Dataset items:
——
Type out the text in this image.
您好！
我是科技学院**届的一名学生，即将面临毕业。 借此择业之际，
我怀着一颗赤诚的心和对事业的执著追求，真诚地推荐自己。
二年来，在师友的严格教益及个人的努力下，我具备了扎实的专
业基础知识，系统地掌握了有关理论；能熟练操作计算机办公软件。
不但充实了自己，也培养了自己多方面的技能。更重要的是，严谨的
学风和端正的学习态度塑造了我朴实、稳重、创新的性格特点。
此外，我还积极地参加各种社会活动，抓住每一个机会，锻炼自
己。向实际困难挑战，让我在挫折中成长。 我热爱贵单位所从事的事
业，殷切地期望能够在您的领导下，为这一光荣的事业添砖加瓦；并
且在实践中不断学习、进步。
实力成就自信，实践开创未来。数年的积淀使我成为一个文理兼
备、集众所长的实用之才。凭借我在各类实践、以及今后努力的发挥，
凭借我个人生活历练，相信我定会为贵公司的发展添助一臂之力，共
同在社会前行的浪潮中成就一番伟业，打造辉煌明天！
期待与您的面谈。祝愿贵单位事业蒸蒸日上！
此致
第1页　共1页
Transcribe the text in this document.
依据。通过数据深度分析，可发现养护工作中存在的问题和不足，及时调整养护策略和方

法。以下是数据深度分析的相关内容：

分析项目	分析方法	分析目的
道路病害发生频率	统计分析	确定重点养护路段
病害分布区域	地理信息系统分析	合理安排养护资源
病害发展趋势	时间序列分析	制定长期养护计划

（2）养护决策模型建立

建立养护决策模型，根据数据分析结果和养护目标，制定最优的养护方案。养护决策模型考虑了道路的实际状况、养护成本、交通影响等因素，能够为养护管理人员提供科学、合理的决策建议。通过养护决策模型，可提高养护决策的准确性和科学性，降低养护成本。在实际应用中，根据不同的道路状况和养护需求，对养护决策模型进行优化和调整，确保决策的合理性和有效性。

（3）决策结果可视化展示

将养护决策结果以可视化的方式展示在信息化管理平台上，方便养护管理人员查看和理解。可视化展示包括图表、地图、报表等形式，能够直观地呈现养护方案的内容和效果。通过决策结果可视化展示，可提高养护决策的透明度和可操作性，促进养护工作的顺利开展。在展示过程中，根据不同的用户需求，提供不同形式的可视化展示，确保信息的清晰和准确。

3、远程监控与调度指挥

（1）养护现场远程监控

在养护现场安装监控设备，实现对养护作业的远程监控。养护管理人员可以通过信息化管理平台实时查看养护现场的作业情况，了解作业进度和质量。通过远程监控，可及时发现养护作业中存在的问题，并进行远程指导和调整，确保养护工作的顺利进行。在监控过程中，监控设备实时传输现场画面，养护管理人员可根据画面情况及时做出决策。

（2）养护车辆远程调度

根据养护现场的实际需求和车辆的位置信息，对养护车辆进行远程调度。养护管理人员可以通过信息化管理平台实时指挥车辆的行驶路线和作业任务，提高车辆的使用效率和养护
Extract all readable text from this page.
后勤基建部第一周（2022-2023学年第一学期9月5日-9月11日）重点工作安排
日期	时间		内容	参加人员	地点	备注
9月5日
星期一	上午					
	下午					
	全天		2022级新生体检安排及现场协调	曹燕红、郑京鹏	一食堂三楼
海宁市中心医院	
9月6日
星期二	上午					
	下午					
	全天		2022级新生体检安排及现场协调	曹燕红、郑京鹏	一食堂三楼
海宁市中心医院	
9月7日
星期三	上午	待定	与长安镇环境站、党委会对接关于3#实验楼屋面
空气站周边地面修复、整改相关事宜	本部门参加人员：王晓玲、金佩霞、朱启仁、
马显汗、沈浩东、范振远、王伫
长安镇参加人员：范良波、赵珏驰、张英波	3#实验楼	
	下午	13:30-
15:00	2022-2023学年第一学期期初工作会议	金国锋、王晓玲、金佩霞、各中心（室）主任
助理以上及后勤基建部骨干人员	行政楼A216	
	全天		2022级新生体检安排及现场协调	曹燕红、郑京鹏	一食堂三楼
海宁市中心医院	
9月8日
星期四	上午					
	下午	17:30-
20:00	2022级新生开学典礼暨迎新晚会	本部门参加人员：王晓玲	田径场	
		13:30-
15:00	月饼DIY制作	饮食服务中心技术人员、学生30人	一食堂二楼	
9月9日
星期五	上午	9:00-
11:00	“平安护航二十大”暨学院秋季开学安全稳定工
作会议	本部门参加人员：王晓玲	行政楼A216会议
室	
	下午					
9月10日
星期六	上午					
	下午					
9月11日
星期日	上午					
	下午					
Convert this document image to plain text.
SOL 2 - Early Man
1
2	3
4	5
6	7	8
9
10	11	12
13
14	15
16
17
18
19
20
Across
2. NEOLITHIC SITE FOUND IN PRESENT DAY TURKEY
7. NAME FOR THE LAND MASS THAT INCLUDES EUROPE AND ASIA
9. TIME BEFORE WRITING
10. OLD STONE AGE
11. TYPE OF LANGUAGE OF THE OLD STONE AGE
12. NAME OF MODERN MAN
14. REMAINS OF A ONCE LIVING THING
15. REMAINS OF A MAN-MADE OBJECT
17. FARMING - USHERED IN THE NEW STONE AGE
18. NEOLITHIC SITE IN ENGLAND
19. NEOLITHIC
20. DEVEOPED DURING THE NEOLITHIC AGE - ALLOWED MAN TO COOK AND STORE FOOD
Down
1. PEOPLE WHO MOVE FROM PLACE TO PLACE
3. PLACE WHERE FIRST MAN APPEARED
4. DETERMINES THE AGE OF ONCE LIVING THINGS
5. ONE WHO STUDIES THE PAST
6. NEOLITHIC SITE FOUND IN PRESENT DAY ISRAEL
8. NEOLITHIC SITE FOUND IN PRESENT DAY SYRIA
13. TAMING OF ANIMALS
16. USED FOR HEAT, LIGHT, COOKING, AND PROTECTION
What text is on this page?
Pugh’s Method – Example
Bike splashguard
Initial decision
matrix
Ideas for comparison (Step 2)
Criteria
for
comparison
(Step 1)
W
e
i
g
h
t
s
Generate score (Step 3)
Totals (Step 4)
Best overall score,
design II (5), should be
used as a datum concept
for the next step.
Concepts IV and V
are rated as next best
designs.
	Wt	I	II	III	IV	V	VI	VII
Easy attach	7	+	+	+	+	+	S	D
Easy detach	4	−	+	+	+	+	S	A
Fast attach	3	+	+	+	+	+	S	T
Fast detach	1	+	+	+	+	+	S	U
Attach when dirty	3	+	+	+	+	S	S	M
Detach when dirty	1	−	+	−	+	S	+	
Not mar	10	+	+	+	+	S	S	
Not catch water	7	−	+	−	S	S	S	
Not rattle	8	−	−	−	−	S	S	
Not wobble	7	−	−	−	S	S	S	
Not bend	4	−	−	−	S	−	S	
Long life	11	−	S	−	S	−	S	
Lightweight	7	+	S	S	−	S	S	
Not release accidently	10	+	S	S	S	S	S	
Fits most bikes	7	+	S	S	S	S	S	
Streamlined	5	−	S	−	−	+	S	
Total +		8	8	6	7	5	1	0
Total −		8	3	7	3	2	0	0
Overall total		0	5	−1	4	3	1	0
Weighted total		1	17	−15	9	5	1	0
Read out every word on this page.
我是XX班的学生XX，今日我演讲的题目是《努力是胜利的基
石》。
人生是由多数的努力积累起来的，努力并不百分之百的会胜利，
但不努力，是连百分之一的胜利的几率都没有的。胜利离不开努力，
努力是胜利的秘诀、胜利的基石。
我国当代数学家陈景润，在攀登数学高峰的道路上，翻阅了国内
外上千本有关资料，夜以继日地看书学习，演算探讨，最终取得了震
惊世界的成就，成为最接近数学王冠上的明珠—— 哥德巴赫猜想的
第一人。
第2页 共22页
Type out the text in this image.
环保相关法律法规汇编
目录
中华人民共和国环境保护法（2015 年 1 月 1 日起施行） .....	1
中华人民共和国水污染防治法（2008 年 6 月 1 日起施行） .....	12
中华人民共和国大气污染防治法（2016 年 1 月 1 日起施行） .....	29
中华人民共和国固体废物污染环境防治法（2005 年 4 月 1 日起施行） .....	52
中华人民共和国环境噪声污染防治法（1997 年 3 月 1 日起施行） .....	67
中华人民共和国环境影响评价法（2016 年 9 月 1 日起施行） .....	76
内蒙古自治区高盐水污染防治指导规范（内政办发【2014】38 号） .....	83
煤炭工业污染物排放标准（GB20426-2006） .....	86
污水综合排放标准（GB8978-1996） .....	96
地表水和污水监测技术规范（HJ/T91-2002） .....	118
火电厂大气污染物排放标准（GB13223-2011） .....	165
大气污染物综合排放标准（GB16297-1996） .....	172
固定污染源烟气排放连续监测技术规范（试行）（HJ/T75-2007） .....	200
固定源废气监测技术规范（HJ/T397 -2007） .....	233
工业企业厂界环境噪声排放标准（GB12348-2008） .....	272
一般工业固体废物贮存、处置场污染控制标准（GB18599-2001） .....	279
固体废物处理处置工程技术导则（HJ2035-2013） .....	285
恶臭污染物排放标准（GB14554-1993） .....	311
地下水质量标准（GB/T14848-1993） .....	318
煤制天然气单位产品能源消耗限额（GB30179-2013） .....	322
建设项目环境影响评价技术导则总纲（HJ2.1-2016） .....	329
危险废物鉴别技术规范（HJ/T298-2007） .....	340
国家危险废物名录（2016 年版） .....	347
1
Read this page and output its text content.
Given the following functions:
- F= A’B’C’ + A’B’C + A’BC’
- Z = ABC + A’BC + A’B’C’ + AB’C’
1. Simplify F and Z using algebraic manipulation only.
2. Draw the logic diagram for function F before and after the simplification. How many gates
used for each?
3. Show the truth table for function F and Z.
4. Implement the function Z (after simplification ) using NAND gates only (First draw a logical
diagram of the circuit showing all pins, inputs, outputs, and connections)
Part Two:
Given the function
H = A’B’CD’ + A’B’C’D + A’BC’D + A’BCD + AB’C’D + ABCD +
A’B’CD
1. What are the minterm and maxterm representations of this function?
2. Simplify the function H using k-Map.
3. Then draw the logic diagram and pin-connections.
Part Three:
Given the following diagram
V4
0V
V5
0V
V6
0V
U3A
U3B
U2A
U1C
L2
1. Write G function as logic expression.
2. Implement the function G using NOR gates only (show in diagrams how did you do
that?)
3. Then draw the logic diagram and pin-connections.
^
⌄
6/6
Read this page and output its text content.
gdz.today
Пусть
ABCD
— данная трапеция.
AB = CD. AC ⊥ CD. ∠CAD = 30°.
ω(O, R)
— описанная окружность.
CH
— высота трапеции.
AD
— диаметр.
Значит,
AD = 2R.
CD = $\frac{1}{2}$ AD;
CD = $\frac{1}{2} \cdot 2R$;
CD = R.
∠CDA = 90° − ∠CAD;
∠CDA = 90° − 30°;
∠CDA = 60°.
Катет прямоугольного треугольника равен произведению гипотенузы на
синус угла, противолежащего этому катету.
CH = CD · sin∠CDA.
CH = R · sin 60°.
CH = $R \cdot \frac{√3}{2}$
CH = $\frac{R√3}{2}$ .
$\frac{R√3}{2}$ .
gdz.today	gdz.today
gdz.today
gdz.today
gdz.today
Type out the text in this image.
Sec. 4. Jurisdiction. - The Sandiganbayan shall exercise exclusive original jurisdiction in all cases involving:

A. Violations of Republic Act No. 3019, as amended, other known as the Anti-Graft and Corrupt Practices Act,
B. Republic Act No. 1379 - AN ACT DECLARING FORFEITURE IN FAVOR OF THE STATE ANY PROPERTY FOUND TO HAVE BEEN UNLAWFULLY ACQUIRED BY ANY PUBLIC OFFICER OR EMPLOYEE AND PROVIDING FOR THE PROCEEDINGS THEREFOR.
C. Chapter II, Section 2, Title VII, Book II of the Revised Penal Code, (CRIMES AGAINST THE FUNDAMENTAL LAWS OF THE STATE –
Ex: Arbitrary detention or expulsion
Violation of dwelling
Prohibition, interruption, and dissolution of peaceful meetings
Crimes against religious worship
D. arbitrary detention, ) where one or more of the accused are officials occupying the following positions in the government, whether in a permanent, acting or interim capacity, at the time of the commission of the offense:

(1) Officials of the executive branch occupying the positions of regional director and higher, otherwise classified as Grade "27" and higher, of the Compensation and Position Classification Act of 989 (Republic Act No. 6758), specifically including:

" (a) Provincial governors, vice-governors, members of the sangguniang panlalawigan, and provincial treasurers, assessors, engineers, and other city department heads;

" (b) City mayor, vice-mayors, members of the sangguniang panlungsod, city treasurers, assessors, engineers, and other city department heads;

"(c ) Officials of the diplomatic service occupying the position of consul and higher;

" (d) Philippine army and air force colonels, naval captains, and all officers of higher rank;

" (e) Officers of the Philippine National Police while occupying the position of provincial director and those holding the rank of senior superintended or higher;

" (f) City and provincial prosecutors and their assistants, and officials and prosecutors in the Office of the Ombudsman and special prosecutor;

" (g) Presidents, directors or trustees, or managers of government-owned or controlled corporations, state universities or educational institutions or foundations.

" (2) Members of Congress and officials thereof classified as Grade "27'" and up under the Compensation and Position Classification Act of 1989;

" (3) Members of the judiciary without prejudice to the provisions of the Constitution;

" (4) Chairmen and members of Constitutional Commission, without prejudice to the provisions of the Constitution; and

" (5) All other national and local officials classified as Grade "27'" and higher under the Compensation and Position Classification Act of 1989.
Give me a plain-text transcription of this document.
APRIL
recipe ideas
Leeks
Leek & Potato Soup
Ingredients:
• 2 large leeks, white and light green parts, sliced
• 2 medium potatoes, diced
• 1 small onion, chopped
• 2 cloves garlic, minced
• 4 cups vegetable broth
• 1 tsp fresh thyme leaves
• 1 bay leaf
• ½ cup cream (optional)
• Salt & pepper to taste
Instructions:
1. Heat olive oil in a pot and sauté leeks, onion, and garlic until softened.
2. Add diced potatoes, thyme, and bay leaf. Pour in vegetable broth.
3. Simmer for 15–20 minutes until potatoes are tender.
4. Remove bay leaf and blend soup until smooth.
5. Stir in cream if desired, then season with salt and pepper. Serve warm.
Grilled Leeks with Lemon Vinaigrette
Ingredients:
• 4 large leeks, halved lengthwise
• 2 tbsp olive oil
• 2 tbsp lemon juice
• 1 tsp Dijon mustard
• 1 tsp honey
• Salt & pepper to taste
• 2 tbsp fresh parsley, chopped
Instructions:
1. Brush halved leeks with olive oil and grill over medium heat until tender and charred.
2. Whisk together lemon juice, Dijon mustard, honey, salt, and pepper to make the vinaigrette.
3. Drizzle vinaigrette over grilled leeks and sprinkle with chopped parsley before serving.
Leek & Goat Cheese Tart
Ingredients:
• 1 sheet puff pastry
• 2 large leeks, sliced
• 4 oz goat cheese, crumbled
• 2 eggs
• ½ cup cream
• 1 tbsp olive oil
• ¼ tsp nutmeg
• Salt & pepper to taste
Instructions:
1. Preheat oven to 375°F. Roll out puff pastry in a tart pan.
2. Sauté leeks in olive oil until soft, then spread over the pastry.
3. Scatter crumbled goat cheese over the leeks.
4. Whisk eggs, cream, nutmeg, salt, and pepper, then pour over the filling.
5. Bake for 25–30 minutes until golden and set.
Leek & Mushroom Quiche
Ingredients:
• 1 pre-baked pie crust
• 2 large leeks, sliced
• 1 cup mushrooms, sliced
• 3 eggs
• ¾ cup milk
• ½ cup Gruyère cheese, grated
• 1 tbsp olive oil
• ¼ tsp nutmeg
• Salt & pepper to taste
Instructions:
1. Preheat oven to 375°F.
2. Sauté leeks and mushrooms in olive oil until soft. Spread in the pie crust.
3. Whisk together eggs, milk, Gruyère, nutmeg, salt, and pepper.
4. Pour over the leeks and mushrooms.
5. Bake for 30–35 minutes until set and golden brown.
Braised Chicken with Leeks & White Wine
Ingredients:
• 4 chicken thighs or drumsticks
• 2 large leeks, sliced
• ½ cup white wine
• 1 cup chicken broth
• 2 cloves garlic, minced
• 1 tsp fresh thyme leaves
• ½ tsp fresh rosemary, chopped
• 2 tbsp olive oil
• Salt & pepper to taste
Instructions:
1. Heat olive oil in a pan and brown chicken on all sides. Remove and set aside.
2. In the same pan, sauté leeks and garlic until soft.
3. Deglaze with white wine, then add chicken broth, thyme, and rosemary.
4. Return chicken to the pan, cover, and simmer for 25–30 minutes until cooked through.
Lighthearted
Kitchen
——
What to work on - List all lines holding the string "provincial".

Problem solution -
" (a) Provincial governors, vice-governors, members of the sangguniang panlalawigan, and provincial treasurers, assessors, engineers, and other city department heads;
" (e) Officers of the Philippine National Police while occupying the position of provincial director and those holding the rank of senior superintended or higher;
" (f) City and provincial prosecutors and their assistants, and officials and prosecutors in the Office of the Ombudsman and special prosecutor;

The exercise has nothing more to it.